_Given problem:_ Leaving out the pictures, transcribe all of the records faithfully.

_Input data:_
>> start

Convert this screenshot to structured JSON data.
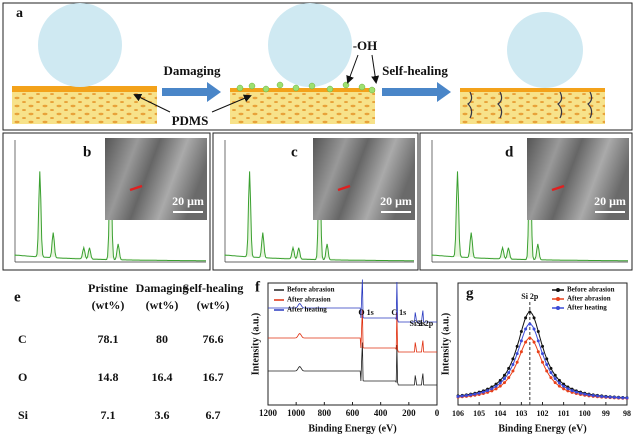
{
  "panel_a": {
    "label": "a",
    "step_1": "Damaging",
    "step_2": "Self-healing",
    "hydroxyl": "-OH",
    "polymer": "PDMS"
  },
  "eds_panels": [
    {
      "label": "b",
      "scale_bar": "20 μm"
    },
    {
      "label": "c",
      "scale_bar": "20 μm"
    },
    {
      "label": "d",
      "scale_bar": "20 μm"
    }
  ],
  "table": {
    "label": "e",
    "columns": [
      {
        "name": "Pristine",
        "unit": "(wt%)"
      },
      {
        "name": "Damaging",
        "unit": "(wt%)"
      },
      {
        "name": "Self-healing",
        "unit": "(wt%)"
      }
    ],
    "rows": [
      {
        "element": "C",
        "values": [
          78.1,
          80,
          76.6
        ]
      },
      {
        "element": "O",
        "values": [
          14.8,
          16.4,
          16.7
        ]
      },
      {
        "element": "Si",
        "values": [
          7.1,
          3.6,
          6.7
        ]
      }
    ]
  },
  "survey": {
    "label": "f",
    "x_title": "Binding Energy (eV)",
    "y_title": "Intensity (a.u.)",
    "xlim": [
      1200,
      0
    ],
    "xticks": [
      1200,
      1000,
      800,
      600,
      400,
      200,
      0
    ],
    "series": [
      {
        "name": "Before abrasion",
        "color": "#222222"
      },
      {
        "name": "After abrasion",
        "color": "#e03010"
      },
      {
        "name": "After heating",
        "color": "#2a3ac0"
      }
    ],
    "peaks": [
      {
        "label": "O 1s",
        "x": 532
      },
      {
        "label": "C 1s",
        "x": 285
      },
      {
        "label": "Si 2s",
        "x": 153
      },
      {
        "label": "Si 2p",
        "x": 102
      }
    ]
  },
  "si2p": {
    "label": "g",
    "x_title": "Binding Energy (eV)",
    "y_title": "Intensity (a.u.)",
    "xlim": [
      106,
      98
    ],
    "xticks": [
      106,
      105,
      104,
      103,
      102,
      101,
      100,
      99,
      98
    ],
    "series": [
      {
        "name": "Before abrasion",
        "color": "#111111"
      },
      {
        "name": "After abrasion",
        "color": "#e8401a"
      },
      {
        "name": "After heating",
        "color": "#3a4ad8"
      }
    ],
    "marker_label": "Si 2p",
    "marker_x": 102.6
  }
}
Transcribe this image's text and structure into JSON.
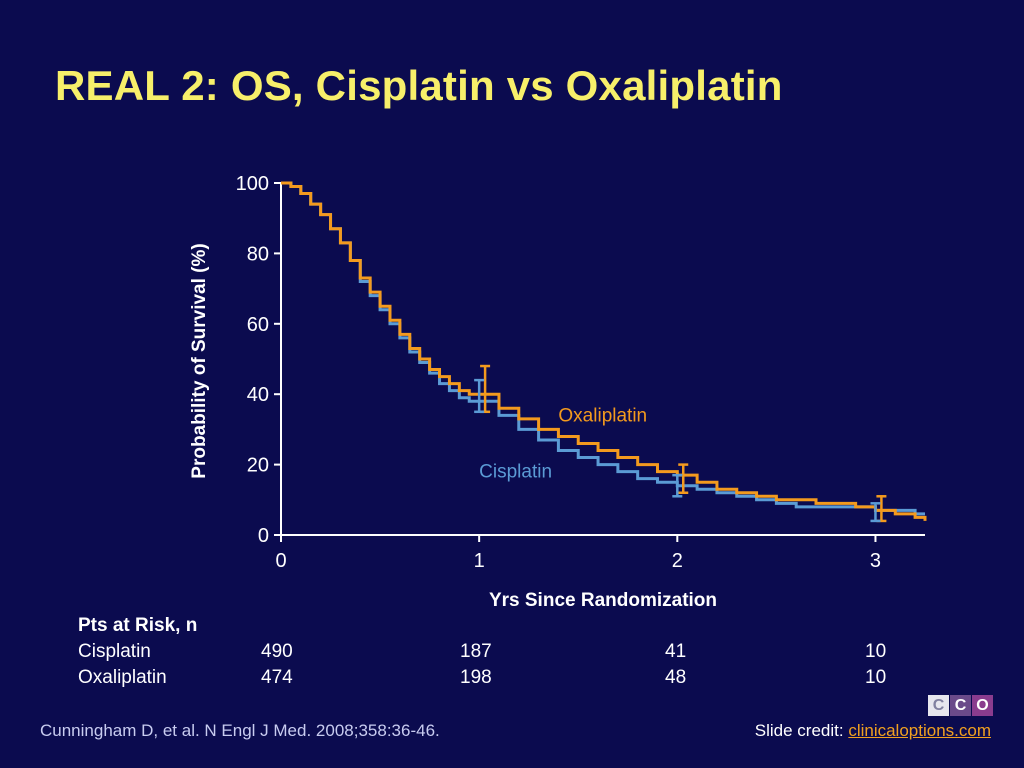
{
  "slide": {
    "title": "REAL 2: OS, Cisplatin vs Oxaliplatin",
    "citation": "Cunningham D, et al. N Engl J Med. 2008;358:36-46.",
    "credit_prefix": "Slide credit: ",
    "credit_link": "clinicaloptions.com",
    "logo_letters": [
      "C",
      "C",
      "O"
    ]
  },
  "colors": {
    "background": "#0b0b4f",
    "title": "#f7ef6a",
    "cisplatin": "#5b9bd5",
    "oxaliplatin": "#f39a1e",
    "axis": "#ffffff"
  },
  "chart_data": {
    "type": "line",
    "step": true,
    "ylabel": "Probability of Survival (%)",
    "xlabel": "Yrs Since Randomization",
    "xlim": [
      0,
      3.25
    ],
    "ylim": [
      0,
      100
    ],
    "x_ticks": [
      0,
      1,
      2,
      3
    ],
    "y_ticks": [
      0,
      20,
      40,
      60,
      80,
      100
    ],
    "series": [
      {
        "name": "Oxaliplatin",
        "color": "#f39a1e",
        "x": [
          0,
          0.05,
          0.1,
          0.15,
          0.2,
          0.25,
          0.3,
          0.35,
          0.4,
          0.45,
          0.5,
          0.55,
          0.6,
          0.65,
          0.7,
          0.75,
          0.8,
          0.85,
          0.9,
          0.95,
          1.0,
          1.1,
          1.2,
          1.3,
          1.4,
          1.5,
          1.6,
          1.7,
          1.8,
          1.9,
          2.0,
          2.1,
          2.2,
          2.3,
          2.4,
          2.5,
          2.6,
          2.7,
          2.8,
          2.9,
          3.0,
          3.1,
          3.2,
          3.25
        ],
        "y": [
          100,
          99,
          97,
          94,
          91,
          87,
          83,
          78,
          73,
          69,
          65,
          61,
          57,
          53,
          50,
          47,
          45,
          43,
          41,
          40,
          40,
          36,
          33,
          30,
          28,
          26,
          24,
          22,
          20,
          18,
          17,
          15,
          13,
          12,
          11,
          10,
          10,
          9,
          9,
          8,
          7,
          6,
          5,
          4
        ]
      },
      {
        "name": "Cisplatin",
        "color": "#5b9bd5",
        "x": [
          0,
          0.05,
          0.1,
          0.15,
          0.2,
          0.25,
          0.3,
          0.35,
          0.4,
          0.45,
          0.5,
          0.55,
          0.6,
          0.65,
          0.7,
          0.75,
          0.8,
          0.85,
          0.9,
          0.95,
          1.0,
          1.1,
          1.2,
          1.3,
          1.4,
          1.5,
          1.6,
          1.7,
          1.8,
          1.9,
          2.0,
          2.1,
          2.2,
          2.3,
          2.4,
          2.5,
          2.6,
          2.7,
          2.8,
          2.9,
          3.0,
          3.1,
          3.2,
          3.25
        ],
        "y": [
          100,
          99,
          97,
          94,
          91,
          87,
          83,
          78,
          72,
          68,
          64,
          60,
          56,
          52,
          49,
          46,
          43,
          41,
          39,
          38,
          38,
          34,
          30,
          27,
          24,
          22,
          20,
          18,
          16,
          15,
          14,
          13,
          12,
          11,
          10,
          9,
          8,
          8,
          8,
          8,
          7,
          7,
          6,
          6
        ]
      }
    ],
    "error_bars": [
      {
        "series": "Oxaliplatin",
        "x": 1.03,
        "low": 35,
        "high": 48
      },
      {
        "series": "Cisplatin",
        "x": 1.0,
        "low": 35,
        "high": 44
      },
      {
        "series": "Oxaliplatin",
        "x": 2.03,
        "low": 12,
        "high": 20
      },
      {
        "series": "Cisplatin",
        "x": 2.0,
        "low": 11,
        "high": 17
      },
      {
        "series": "Oxaliplatin",
        "x": 3.03,
        "low": 4,
        "high": 11
      },
      {
        "series": "Cisplatin",
        "x": 3.0,
        "low": 4,
        "high": 9
      }
    ],
    "annotations": [
      {
        "text": "Oxaliplatin",
        "x": 1.4,
        "y": 34,
        "series": "Oxaliplatin"
      },
      {
        "text": "Cisplatin",
        "x": 1.0,
        "y": 18,
        "series": "Cisplatin"
      }
    ]
  },
  "risk_table": {
    "heading": "Pts at Risk, n",
    "rows": [
      {
        "name": "Cisplatin",
        "values": [
          "490",
          "187",
          "41",
          "10"
        ]
      },
      {
        "name": "Oxaliplatin",
        "values": [
          "474",
          "198",
          "48",
          "10"
        ]
      }
    ]
  }
}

>> end

_Response to this task:_
Convert this screenshot to structured JSON data.
{
  "panel_a": {
    "label": "a",
    "step_1": "Damaging",
    "step_2": "Self-healing",
    "hydroxyl": "-OH",
    "polymer": "PDMS"
  },
  "eds_panels": [
    {
      "label": "b",
      "scale_bar": "20 μm"
    },
    {
      "label": "c",
      "scale_bar": "20 μm"
    },
    {
      "label": "d",
      "scale_bar": "20 μm"
    }
  ],
  "table": {
    "label": "e",
    "columns": [
      {
        "name": "Pristine",
        "unit": "(wt%)"
      },
      {
        "name": "Damaging",
        "unit": "(wt%)"
      },
      {
        "name": "Self-healing",
        "unit": "(wt%)"
      }
    ],
    "rows": [
      {
        "element": "C",
        "values": [
          78.1,
          80,
          76.6
        ]
      },
      {
        "element": "O",
        "values": [
          14.8,
          16.4,
          16.7
        ]
      },
      {
        "element": "Si",
        "values": [
          7.1,
          3.6,
          6.7
        ]
      }
    ]
  },
  "survey": {
    "label": "f",
    "x_title": "Binding Energy (eV)",
    "y_title": "Intensity (a.u.)",
    "xlim": [
      1200,
      0
    ],
    "xticks": [
      1200,
      1000,
      800,
      600,
      400,
      200,
      0
    ],
    "series": [
      {
        "name": "Before abrasion",
        "color": "#222222"
      },
      {
        "name": "After abrasion",
        "color": "#e03010"
      },
      {
        "name": "After heating",
        "color": "#2a3ac0"
      }
    ],
    "peaks": [
      {
        "label": "O 1s",
        "x": 532
      },
      {
        "label": "C 1s",
        "x": 285
      },
      {
        "label": "Si 2s",
        "x": 153
      },
      {
        "label": "Si 2p",
        "x": 102
      }
    ]
  },
  "si2p": {
    "label": "g",
    "x_title": "Binding Energy (eV)",
    "y_title": "Intensity (a.u.)",
    "xlim": [
      106,
      98
    ],
    "xticks": [
      106,
      105,
      104,
      103,
      102,
      101,
      100,
      99,
      98
    ],
    "series": [
      {
        "name": "Before abrasion",
        "color": "#111111"
      },
      {
        "name": "After abrasion",
        "color": "#e8401a"
      },
      {
        "name": "After heating",
        "color": "#3a4ad8"
      }
    ],
    "marker_label": "Si 2p",
    "marker_x": 102.6
  }
}
Transcribe this image's text and structure into JSON.
{
  "slide": {
    "title": "REAL 2: OS, Cisplatin vs Oxaliplatin",
    "citation": "Cunningham D, et al. N Engl J Med. 2008;358:36-46.",
    "credit_prefix": "Slide credit: ",
    "credit_link": "clinicaloptions.com",
    "logo_letters": [
      "C",
      "C",
      "O"
    ]
  },
  "colors": {
    "background": "#0b0b4f",
    "title": "#f7ef6a",
    "cisplatin": "#5b9bd5",
    "oxaliplatin": "#f39a1e",
    "axis": "#ffffff"
  },
  "chart_data": {
    "type": "line",
    "step": true,
    "ylabel": "Probability of Survival (%)",
    "xlabel": "Yrs Since Randomization",
    "xlim": [
      0,
      3.25
    ],
    "ylim": [
      0,
      100
    ],
    "x_ticks": [
      0,
      1,
      2,
      3
    ],
    "y_ticks": [
      0,
      20,
      40,
      60,
      80,
      100
    ],
    "series": [
      {
        "name": "Oxaliplatin",
        "color": "#f39a1e",
        "x": [
          0,
          0.05,
          0.1,
          0.15,
          0.2,
          0.25,
          0.3,
          0.35,
          0.4,
          0.45,
          0.5,
          0.55,
          0.6,
          0.65,
          0.7,
          0.75,
          0.8,
          0.85,
          0.9,
          0.95,
          1.0,
          1.1,
          1.2,
          1.3,
          1.4,
          1.5,
          1.6,
          1.7,
          1.8,
          1.9,
          2.0,
          2.1,
          2.2,
          2.3,
          2.4,
          2.5,
          2.6,
          2.7,
          2.8,
          2.9,
          3.0,
          3.1,
          3.2,
          3.25
        ],
        "y": [
          100,
          99,
          97,
          94,
          91,
          87,
          83,
          78,
          73,
          69,
          65,
          61,
          57,
          53,
          50,
          47,
          45,
          43,
          41,
          40,
          40,
          36,
          33,
          30,
          28,
          26,
          24,
          22,
          20,
          18,
          17,
          15,
          13,
          12,
          11,
          10,
          10,
          9,
          9,
          8,
          7,
          6,
          5,
          4
        ]
      },
      {
        "name": "Cisplatin",
        "color": "#5b9bd5",
        "x": [
          0,
          0.05,
          0.1,
          0.15,
          0.2,
          0.25,
          0.3,
          0.35,
          0.4,
          0.45,
          0.5,
          0.55,
          0.6,
          0.65,
          0.7,
          0.75,
          0.8,
          0.85,
          0.9,
          0.95,
          1.0,
          1.1,
          1.2,
          1.3,
          1.4,
          1.5,
          1.6,
          1.7,
          1.8,
          1.9,
          2.0,
          2.1,
          2.2,
          2.3,
          2.4,
          2.5,
          2.6,
          2.7,
          2.8,
          2.9,
          3.0,
          3.1,
          3.2,
          3.25
        ],
        "y": [
          100,
          99,
          97,
          94,
          91,
          87,
          83,
          78,
          72,
          68,
          64,
          60,
          56,
          52,
          49,
          46,
          43,
          41,
          39,
          38,
          38,
          34,
          30,
          27,
          24,
          22,
          20,
          18,
          16,
          15,
          14,
          13,
          12,
          11,
          10,
          9,
          8,
          8,
          8,
          8,
          7,
          7,
          6,
          6
        ]
      }
    ],
    "error_bars": [
      {
        "series": "Oxaliplatin",
        "x": 1.03,
        "low": 35,
        "high": 48
      },
      {
        "series": "Cisplatin",
        "x": 1.0,
        "low": 35,
        "high": 44
      },
      {
        "series": "Oxaliplatin",
        "x": 2.03,
        "low": 12,
        "high": 20
      },
      {
        "series": "Cisplatin",
        "x": 2.0,
        "low": 11,
        "high": 17
      },
      {
        "series": "Oxaliplatin",
        "x": 3.03,
        "low": 4,
        "high": 11
      },
      {
        "series": "Cisplatin",
        "x": 3.0,
        "low": 4,
        "high": 9
      }
    ],
    "annotations": [
      {
        "text": "Oxaliplatin",
        "x": 1.4,
        "y": 34,
        "series": "Oxaliplatin"
      },
      {
        "text": "Cisplatin",
        "x": 1.0,
        "y": 18,
        "series": "Cisplatin"
      }
    ]
  },
  "risk_table": {
    "heading": "Pts at Risk, n",
    "rows": [
      {
        "name": "Cisplatin",
        "values": [
          "490",
          "187",
          "41",
          "10"
        ]
      },
      {
        "name": "Oxaliplatin",
        "values": [
          "474",
          "198",
          "48",
          "10"
        ]
      }
    ]
  }
}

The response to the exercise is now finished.